» Task to complete: Show every line in the items that contains the string "unit". Matching is case-sensitive.

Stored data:
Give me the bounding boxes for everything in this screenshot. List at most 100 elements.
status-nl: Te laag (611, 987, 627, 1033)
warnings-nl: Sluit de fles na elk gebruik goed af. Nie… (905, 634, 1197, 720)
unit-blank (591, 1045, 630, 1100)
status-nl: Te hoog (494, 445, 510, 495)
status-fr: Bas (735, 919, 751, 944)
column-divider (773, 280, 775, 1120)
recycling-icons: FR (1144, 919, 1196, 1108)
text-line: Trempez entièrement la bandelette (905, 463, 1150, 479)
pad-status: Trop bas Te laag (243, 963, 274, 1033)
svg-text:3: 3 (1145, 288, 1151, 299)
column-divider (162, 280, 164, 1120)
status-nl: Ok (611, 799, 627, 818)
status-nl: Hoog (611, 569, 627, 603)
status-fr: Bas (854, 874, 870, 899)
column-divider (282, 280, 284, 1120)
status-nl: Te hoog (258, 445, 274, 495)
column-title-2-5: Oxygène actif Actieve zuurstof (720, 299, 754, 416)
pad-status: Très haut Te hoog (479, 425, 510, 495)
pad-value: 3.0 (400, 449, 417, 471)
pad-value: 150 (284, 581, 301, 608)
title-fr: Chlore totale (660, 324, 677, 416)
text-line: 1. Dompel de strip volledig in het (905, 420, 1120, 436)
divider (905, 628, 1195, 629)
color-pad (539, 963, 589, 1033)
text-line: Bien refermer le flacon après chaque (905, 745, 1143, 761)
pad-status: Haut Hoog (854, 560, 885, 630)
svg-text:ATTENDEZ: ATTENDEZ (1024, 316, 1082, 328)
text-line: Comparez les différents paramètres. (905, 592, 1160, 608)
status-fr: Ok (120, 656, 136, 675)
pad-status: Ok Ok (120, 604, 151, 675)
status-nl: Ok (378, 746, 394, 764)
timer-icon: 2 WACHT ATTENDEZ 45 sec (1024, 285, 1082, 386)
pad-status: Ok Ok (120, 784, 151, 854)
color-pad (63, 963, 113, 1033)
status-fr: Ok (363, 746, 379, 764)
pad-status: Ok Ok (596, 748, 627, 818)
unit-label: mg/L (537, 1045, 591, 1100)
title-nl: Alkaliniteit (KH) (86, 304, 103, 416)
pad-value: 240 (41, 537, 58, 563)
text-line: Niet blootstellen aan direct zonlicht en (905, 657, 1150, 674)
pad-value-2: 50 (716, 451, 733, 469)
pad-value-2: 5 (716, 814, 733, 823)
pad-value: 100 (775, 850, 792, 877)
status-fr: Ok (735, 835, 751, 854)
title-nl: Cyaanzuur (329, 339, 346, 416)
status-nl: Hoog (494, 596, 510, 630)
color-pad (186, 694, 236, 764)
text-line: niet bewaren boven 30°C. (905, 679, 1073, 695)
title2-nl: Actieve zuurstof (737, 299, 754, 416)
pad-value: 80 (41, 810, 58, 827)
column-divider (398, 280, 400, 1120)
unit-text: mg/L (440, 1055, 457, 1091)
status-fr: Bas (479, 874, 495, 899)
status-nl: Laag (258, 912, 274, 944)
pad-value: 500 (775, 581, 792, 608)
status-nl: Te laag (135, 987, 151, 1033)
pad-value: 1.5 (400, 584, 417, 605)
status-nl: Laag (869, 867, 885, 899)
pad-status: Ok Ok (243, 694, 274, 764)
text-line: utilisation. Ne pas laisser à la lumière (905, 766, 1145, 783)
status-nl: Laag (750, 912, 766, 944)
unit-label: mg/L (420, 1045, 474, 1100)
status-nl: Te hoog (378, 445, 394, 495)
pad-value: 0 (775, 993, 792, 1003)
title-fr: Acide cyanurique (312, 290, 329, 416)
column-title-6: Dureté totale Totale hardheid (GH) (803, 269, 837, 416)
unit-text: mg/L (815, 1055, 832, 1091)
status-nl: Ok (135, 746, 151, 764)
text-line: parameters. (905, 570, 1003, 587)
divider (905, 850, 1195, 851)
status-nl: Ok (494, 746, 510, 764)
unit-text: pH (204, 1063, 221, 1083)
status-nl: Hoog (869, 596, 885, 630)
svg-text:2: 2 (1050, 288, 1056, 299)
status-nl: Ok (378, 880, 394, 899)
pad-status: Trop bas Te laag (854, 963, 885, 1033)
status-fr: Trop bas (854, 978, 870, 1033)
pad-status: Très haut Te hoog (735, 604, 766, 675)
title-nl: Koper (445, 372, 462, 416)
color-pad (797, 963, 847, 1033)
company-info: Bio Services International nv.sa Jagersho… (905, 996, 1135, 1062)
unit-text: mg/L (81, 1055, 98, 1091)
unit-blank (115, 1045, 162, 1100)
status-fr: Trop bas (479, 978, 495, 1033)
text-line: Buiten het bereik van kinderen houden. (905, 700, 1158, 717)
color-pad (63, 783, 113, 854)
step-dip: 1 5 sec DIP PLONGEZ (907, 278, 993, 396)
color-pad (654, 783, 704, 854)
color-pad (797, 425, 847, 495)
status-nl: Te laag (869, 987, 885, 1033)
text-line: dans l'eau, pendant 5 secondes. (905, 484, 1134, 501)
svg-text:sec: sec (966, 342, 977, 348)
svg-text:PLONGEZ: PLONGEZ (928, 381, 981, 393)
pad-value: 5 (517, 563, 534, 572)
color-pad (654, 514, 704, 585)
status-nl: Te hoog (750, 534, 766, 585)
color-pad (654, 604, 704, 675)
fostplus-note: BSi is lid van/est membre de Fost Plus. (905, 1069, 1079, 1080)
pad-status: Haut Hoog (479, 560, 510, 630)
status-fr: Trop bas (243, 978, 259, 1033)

» Output for this task:
unit-blank (591, 1045, 630, 1100)
unit-label: mg/L (537, 1045, 591, 1100)
unit-text: mg/L (440, 1055, 457, 1091)
unit-label: mg/L (420, 1045, 474, 1100)
unit-text: mg/L (815, 1055, 832, 1091)
unit-text: pH (204, 1063, 221, 1083)
unit-text: mg/L (81, 1055, 98, 1091)
unit-blank (115, 1045, 162, 1100)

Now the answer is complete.